_What to do_: State the number of lines that contain the word "background", and add nothing else.

— begin Source material —

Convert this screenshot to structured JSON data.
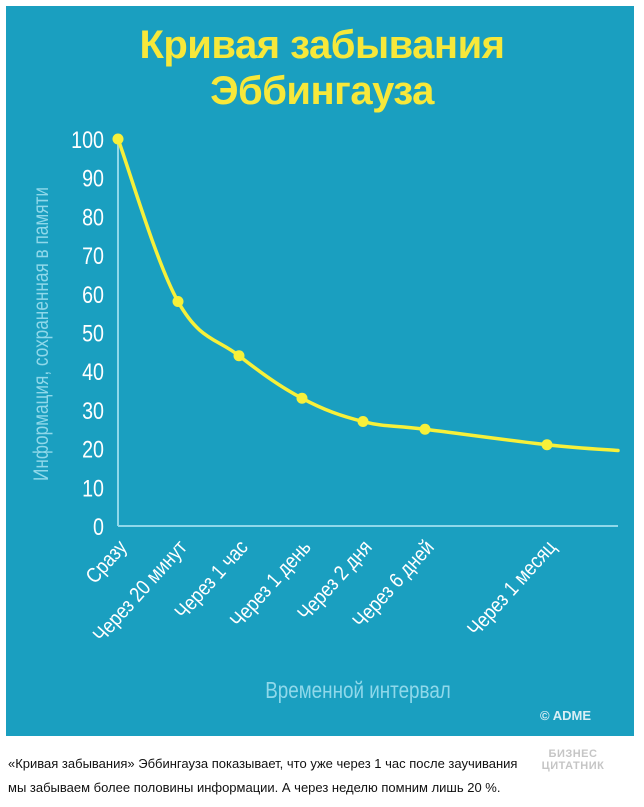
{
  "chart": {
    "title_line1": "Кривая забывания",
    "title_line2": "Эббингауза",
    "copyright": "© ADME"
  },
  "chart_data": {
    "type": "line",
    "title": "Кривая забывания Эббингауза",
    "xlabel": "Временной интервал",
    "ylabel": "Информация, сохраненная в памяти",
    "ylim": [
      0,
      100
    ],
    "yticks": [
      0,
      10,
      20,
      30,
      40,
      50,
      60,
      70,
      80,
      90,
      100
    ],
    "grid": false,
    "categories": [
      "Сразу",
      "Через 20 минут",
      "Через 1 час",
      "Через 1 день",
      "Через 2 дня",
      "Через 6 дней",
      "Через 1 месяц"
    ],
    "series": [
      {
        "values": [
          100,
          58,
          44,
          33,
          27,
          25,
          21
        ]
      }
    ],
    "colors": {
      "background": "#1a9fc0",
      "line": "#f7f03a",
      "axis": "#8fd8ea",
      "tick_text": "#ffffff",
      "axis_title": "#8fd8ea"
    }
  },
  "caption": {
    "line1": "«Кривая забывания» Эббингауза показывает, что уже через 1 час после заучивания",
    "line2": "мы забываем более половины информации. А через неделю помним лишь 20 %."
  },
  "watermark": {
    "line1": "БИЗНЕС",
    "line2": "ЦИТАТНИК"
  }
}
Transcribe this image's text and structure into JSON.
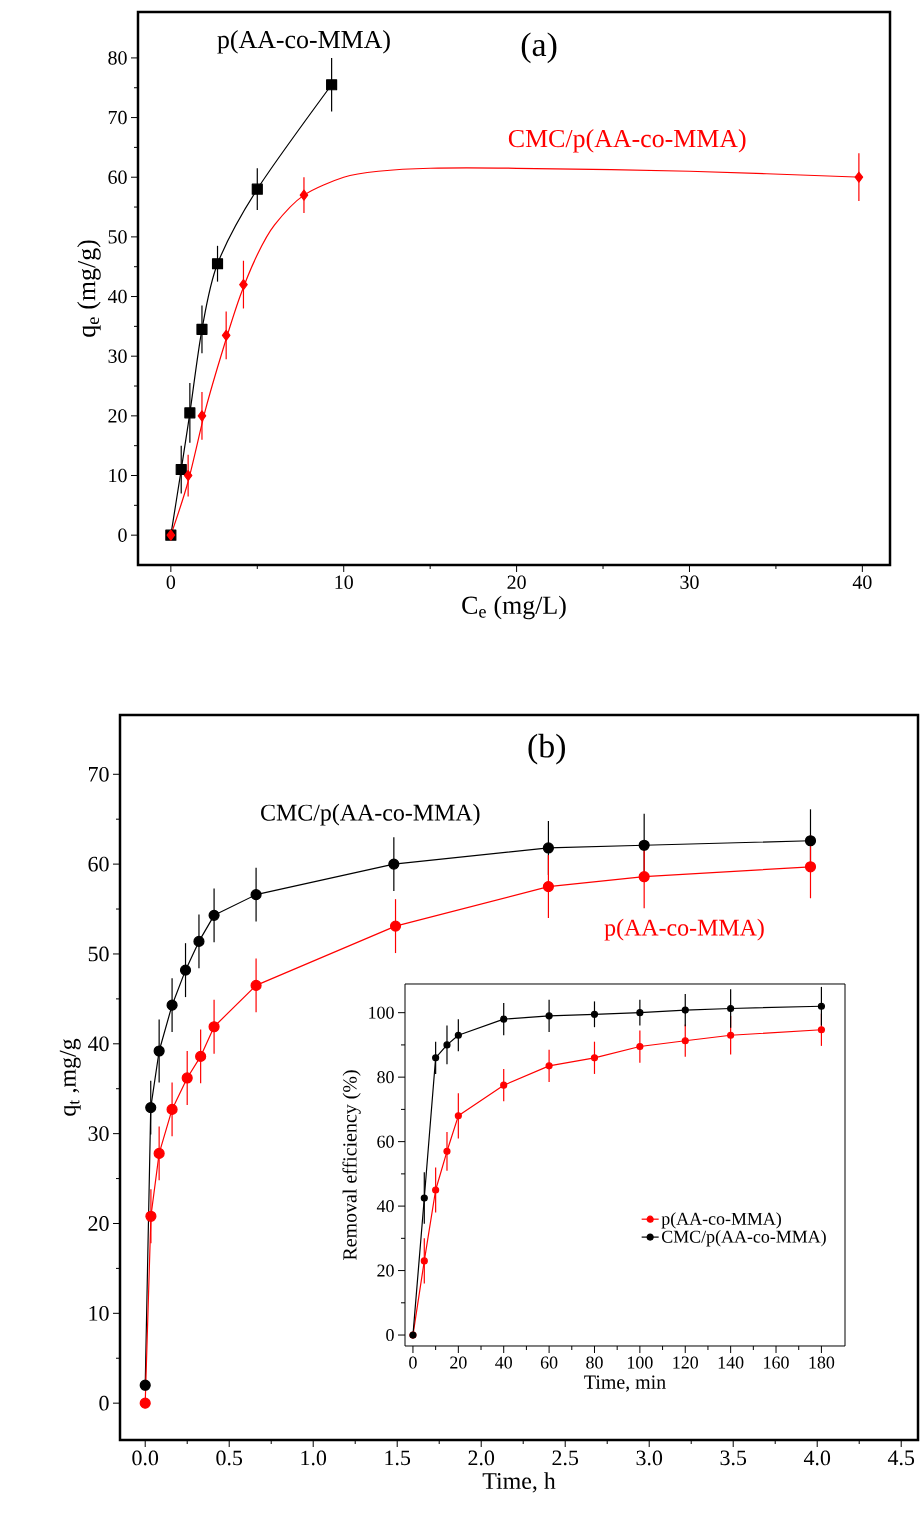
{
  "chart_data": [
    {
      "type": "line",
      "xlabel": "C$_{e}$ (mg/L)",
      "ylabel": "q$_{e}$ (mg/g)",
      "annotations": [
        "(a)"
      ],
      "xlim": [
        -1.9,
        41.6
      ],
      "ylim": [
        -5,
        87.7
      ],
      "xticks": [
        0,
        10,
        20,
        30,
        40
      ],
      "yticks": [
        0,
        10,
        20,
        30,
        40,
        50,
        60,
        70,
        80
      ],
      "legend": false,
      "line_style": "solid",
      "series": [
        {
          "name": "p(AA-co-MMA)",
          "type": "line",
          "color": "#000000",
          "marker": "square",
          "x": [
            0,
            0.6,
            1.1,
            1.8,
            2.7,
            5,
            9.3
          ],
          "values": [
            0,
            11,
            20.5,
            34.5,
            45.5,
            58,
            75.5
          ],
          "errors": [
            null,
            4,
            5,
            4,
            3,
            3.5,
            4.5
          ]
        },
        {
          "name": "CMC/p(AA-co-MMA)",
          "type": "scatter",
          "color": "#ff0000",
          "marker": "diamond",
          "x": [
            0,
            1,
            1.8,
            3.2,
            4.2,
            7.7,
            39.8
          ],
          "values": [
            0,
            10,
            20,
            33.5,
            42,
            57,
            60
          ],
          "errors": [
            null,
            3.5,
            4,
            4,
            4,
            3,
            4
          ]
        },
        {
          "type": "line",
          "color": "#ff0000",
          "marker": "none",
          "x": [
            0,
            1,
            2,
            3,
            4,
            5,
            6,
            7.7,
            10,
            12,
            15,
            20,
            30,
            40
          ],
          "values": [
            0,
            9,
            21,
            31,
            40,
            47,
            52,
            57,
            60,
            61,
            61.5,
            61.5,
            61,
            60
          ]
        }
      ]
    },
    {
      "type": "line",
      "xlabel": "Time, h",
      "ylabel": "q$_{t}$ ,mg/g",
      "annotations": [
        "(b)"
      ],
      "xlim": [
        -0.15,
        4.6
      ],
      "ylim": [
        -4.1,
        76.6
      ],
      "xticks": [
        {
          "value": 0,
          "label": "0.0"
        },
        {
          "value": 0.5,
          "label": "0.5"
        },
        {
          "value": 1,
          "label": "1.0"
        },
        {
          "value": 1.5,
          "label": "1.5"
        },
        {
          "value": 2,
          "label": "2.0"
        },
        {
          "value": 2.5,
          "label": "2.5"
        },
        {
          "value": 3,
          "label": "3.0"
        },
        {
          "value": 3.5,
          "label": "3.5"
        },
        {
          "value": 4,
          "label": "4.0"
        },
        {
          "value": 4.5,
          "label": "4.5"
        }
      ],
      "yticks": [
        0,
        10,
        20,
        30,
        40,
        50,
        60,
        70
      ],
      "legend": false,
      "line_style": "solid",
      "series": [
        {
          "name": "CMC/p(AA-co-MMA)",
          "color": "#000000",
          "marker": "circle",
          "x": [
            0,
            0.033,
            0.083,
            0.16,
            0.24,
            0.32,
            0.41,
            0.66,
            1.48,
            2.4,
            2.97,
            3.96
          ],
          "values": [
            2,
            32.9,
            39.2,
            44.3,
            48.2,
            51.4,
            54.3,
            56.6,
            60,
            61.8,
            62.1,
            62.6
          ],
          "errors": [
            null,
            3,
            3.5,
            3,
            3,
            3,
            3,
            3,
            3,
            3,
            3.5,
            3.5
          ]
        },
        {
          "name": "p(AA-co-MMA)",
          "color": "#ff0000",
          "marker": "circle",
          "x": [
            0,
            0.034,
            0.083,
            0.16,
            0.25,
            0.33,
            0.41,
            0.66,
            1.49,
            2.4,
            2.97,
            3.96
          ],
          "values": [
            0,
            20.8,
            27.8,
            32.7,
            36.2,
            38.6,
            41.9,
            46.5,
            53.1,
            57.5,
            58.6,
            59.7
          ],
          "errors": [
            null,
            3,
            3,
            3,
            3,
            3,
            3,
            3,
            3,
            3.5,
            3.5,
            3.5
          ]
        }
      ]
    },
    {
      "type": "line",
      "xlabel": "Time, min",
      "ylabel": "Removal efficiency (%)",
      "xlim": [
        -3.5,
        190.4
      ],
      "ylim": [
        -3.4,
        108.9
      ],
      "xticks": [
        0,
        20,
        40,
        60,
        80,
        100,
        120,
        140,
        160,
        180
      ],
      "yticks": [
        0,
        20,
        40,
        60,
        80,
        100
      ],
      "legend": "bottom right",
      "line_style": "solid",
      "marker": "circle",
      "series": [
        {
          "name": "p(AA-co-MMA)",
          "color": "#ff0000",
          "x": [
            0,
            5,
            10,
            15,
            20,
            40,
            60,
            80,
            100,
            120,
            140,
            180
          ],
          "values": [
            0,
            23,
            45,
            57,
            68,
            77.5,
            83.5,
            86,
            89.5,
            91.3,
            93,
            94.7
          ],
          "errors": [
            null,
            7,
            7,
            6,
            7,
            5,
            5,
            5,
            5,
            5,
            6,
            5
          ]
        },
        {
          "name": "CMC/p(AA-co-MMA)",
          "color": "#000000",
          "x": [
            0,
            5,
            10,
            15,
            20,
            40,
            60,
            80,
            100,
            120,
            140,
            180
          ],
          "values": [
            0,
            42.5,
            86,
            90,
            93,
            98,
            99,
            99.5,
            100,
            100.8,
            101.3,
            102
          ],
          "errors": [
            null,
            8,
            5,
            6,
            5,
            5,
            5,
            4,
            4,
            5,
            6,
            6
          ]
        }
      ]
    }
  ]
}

— end Source material —
— begin Source material —

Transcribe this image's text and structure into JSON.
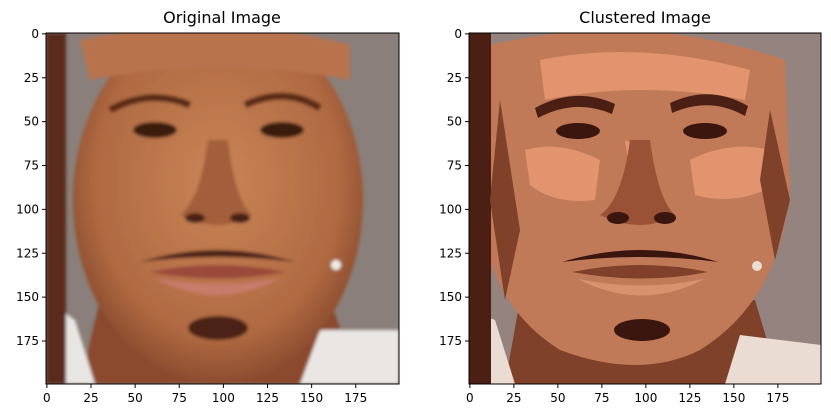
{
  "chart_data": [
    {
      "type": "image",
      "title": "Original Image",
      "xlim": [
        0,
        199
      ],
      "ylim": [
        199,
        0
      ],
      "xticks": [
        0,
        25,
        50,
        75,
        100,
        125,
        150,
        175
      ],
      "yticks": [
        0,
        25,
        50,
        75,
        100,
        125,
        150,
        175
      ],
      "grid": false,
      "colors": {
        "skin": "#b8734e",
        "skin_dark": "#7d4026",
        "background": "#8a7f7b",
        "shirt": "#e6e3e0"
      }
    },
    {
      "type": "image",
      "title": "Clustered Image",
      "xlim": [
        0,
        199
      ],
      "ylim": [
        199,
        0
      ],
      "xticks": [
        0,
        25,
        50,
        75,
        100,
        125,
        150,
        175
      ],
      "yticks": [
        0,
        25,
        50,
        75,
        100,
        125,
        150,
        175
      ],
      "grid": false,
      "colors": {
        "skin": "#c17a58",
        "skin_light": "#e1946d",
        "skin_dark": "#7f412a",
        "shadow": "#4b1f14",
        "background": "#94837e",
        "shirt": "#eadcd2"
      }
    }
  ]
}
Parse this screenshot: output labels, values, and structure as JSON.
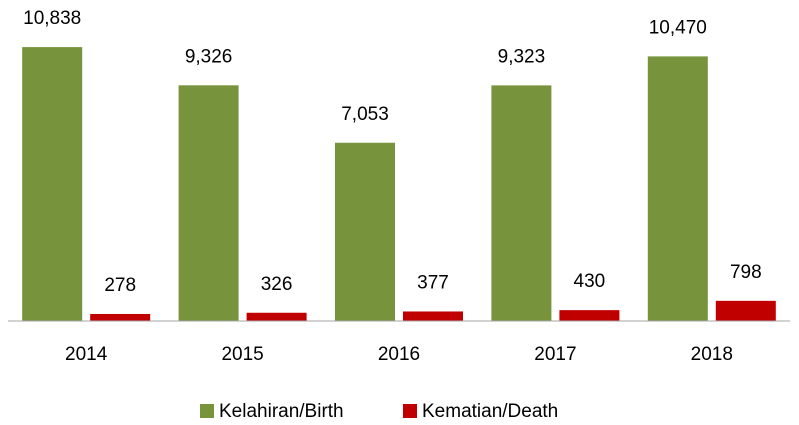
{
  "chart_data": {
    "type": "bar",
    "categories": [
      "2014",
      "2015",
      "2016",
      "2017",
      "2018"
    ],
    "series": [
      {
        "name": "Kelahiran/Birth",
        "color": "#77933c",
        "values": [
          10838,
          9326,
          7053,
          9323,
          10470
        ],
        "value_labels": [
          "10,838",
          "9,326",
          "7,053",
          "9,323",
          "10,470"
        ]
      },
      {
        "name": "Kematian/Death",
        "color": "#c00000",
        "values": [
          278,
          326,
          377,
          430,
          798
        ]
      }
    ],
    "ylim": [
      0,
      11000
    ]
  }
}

— end Source material —

_Final result_: 3